(GOAL OF THE EXERCISE):
Return all lines with the word "this" in them.

>> begin RECORDS FOR PROCESSING

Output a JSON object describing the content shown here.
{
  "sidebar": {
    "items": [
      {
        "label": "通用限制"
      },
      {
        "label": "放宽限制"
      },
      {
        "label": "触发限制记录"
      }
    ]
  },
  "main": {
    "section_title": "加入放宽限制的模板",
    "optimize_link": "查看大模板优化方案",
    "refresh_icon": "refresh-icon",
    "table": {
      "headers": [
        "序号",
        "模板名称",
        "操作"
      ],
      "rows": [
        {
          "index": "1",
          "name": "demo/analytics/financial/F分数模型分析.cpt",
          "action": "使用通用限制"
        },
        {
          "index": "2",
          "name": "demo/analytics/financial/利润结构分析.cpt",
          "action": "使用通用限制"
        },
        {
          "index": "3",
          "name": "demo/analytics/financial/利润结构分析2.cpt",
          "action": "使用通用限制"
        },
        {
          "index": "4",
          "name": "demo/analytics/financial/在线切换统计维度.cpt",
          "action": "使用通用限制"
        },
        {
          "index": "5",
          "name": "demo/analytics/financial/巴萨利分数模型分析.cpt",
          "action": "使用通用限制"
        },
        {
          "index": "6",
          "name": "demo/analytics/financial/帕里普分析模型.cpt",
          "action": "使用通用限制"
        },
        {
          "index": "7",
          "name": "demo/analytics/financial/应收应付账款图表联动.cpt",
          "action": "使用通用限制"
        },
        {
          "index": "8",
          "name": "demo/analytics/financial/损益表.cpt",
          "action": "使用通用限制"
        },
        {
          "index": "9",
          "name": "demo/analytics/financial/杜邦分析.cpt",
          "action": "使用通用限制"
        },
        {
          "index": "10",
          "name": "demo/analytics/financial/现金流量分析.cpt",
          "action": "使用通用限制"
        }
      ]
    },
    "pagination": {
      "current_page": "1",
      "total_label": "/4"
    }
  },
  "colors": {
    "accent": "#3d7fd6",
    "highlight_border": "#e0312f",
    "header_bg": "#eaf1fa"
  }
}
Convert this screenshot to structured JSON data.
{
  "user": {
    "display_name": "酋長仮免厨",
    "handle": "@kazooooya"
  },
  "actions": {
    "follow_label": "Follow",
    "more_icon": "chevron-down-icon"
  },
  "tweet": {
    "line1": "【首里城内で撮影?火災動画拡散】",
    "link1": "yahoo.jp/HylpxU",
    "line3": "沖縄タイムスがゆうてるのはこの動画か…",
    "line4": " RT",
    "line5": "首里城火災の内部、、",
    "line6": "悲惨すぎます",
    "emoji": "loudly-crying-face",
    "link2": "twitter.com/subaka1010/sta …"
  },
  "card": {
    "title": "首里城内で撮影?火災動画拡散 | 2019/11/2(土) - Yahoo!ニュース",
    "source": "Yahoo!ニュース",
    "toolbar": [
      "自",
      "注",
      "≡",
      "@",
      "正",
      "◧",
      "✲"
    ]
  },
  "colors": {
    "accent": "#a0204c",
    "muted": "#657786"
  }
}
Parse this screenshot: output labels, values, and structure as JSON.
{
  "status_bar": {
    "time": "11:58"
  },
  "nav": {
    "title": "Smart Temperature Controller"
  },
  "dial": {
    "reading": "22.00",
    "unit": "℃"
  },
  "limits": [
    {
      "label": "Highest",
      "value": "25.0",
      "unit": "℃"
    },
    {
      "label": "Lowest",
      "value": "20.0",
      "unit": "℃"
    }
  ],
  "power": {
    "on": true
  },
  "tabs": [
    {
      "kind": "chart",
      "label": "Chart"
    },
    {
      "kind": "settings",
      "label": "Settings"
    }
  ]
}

>> end RECORDS FOR PROCESSING

(TASK OUTPUT):
Convert this screenshot to structured JSON data.
Parse this screenshot: output labels, values, and structure as JSON.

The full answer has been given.